- _Excerpt provided_:
-- Begin --

To make this work, we need to refactor the event listener signatures slightly: instead of representing things like visits and overlaps as GFAParser::chars_t that the listener processes with GFAParser::scan_p_visits, GFAParser::scan_w_visits, etc., we need to present them to the listener by providing a function that can iterate over them. Then the listener would use the iteratee it's currently passing to GFAParser::scan_w_visits() or whatever with the new iterator function, while the existing scan functions would end up being used to construct the iterator functions for GFATextParser.

Then we would have one copy of all the code that deals with converting GFA semantics to vg semantics (which attaches listeners to a polymorphic parser and gets and acts on all the events, and also deals with managing node ID translation data), and it would be able to be driven by encapsulated decoders for either data source.

Also, due to advancements in the vg::io::Registry system, a lot of code we've had that special-cases reading a GFA so we can track the source filename is no longer necessary, so we can run all the GFA input (except some that hands GFAs straight to libgbwt) through the registry system and not need any other logic to identify if something is GFA or GFAz.

adamnovak · 2026-04-14T15:48:59Z

This whole file looks like a clone of gfa_to_handle.cpp. Some of the functions (like write_gfaz_translation()) look like complete duplicates of the corresponding GFA-side operations.

I don't think that's the right approach; we want to share common code for converting from the two similar formats.

adamnovak · 2026-04-14T15:55:41Z

I don't think hooking into the GFA parsing functions and dispatching on extension is the right design. Instead, the GFA parsing functions should only parse GFA, and we should have an src/io/register_loader_saver_gfaz.cpp that describes how to identify a GFAz stream based on magic numbers and registers the format with the vg::io::Registry, so that all vg commands will understand the format and things like vg stats tiny/tiny.gfaz will work.

-- End --

- _Set problem 1_: Edit the entries from the first one through the line containing "quick-actions: 作品数据 审核标准", inclusive, giving them again with "vibrate-icon" replaced by "silent-icon" and nothing else changed.

- _Record list_:
-- Begin --

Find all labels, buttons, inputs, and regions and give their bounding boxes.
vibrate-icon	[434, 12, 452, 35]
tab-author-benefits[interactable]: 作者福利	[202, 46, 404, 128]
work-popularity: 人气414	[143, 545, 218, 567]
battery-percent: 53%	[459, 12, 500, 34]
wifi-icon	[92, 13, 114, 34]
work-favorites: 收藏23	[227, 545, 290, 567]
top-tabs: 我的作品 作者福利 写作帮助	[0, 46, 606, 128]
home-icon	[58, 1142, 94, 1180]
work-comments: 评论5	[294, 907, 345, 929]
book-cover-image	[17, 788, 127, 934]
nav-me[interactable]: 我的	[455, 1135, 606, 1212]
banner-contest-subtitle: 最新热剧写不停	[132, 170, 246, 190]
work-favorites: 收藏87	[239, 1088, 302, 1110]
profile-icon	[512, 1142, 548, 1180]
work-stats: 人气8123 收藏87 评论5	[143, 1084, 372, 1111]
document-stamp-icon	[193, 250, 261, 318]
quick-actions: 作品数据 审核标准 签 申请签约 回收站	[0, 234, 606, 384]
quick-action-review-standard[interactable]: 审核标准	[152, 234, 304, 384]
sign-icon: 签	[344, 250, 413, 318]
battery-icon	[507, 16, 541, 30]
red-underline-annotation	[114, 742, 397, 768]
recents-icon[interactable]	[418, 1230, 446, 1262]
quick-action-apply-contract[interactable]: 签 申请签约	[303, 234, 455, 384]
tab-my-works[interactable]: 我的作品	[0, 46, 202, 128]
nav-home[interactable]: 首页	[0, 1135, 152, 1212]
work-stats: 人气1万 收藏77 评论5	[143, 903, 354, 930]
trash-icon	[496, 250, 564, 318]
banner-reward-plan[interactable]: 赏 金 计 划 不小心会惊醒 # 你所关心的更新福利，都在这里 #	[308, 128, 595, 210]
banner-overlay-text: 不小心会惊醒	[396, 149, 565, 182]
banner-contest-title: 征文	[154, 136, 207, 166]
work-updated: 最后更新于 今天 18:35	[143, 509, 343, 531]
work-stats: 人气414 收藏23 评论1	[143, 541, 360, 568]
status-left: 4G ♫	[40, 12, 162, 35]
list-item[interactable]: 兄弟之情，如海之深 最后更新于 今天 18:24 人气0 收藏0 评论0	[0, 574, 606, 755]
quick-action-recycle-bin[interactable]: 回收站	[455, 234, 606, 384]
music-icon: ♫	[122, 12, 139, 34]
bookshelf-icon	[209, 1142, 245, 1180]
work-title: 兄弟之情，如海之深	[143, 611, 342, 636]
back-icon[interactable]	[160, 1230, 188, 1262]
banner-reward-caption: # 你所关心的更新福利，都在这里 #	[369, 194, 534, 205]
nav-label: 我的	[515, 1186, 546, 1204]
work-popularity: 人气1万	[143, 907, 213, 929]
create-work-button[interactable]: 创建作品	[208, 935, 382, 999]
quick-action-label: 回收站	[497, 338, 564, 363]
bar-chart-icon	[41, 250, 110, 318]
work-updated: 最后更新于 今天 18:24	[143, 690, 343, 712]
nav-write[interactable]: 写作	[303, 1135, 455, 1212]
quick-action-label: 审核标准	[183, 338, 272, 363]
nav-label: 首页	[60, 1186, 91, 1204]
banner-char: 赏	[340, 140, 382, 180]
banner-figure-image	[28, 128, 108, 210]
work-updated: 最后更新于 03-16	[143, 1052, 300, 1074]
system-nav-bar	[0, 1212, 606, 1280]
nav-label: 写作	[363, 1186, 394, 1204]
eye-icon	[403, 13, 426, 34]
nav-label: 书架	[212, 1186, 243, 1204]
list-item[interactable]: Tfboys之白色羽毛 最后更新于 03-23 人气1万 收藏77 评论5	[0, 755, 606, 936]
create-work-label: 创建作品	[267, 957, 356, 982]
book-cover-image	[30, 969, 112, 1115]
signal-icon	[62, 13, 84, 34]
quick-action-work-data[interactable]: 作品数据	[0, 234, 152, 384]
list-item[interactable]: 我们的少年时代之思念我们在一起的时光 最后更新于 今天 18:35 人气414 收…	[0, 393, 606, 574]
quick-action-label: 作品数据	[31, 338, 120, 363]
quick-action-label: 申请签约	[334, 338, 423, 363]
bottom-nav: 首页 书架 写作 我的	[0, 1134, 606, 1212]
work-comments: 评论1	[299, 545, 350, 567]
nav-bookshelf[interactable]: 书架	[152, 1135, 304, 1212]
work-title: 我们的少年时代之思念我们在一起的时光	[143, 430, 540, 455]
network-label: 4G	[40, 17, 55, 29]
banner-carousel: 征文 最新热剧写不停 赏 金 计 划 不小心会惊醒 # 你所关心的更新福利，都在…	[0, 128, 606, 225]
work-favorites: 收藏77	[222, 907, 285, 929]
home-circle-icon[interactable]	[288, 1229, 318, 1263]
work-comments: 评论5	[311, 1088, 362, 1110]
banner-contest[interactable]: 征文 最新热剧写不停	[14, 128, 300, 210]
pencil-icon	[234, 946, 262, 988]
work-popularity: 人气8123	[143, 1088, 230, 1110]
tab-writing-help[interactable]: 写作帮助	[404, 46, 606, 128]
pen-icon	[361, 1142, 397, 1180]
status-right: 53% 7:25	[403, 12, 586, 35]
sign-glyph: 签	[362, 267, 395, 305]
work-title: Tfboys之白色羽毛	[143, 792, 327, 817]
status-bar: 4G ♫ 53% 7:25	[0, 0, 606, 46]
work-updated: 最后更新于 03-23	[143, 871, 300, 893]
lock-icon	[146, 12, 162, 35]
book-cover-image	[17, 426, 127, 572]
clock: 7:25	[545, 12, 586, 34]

-- End --

- _Set problem 2_: Please copy the passage of the GFA parser discussion between "This whole file" and "tiny/tiny.gfaz will work.", inclusive, without any changes.

- _Written response 1_:
Find all labels, buttons, inputs, and regions and give their bounding boxes.
silent-icon	[434, 12, 452, 35]
tab-author-benefits[interactable]: 作者福利	[202, 46, 404, 128]
work-popularity: 人气414	[143, 545, 218, 567]
battery-percent: 53%	[459, 12, 500, 34]
wifi-icon	[92, 13, 114, 34]
work-favorites: 收藏23	[227, 545, 290, 567]
top-tabs: 我的作品 作者福利 写作帮助	[0, 46, 606, 128]
home-icon	[58, 1142, 94, 1180]
work-comments: 评论5	[294, 907, 345, 929]
book-cover-image	[17, 788, 127, 934]
nav-me[interactable]: 我的	[455, 1135, 606, 1212]
banner-contest-subtitle: 最新热剧写不停	[132, 170, 246, 190]
work-favorites: 收藏87	[239, 1088, 302, 1110]
profile-icon	[512, 1142, 548, 1180]
work-stats: 人气8123 收藏87 评论5	[143, 1084, 372, 1111]
document-stamp-icon	[193, 250, 261, 318]
quick-actions: 作品数据 审核标准 签 申请签约 回收站	[0, 234, 606, 384]

- _Written response 2_:
This whole file looks like a clone of gfa_to_handle.cpp. Some of the functions (like write_gfaz_translation()) look like complete duplicates of the corresponding GFA-side operations.

I don't think that's the right approach; we want to share common code for converting from the two similar formats.

adamnovak · 2026-04-14T15:55:41Z

I don't think hooking into the GFA parsing functions and dispatching on extension is the right design. Instead, the GFA parsing functions should only parse GFA, and we should have an src/io/register_loader_saver_gfaz.cpp that describes how to identify a GFAz stream based on magic numbers and registers the format with the vg::io::Registry, so that all vg commands will understand the format and things like vg stats tiny/tiny.gfaz will work.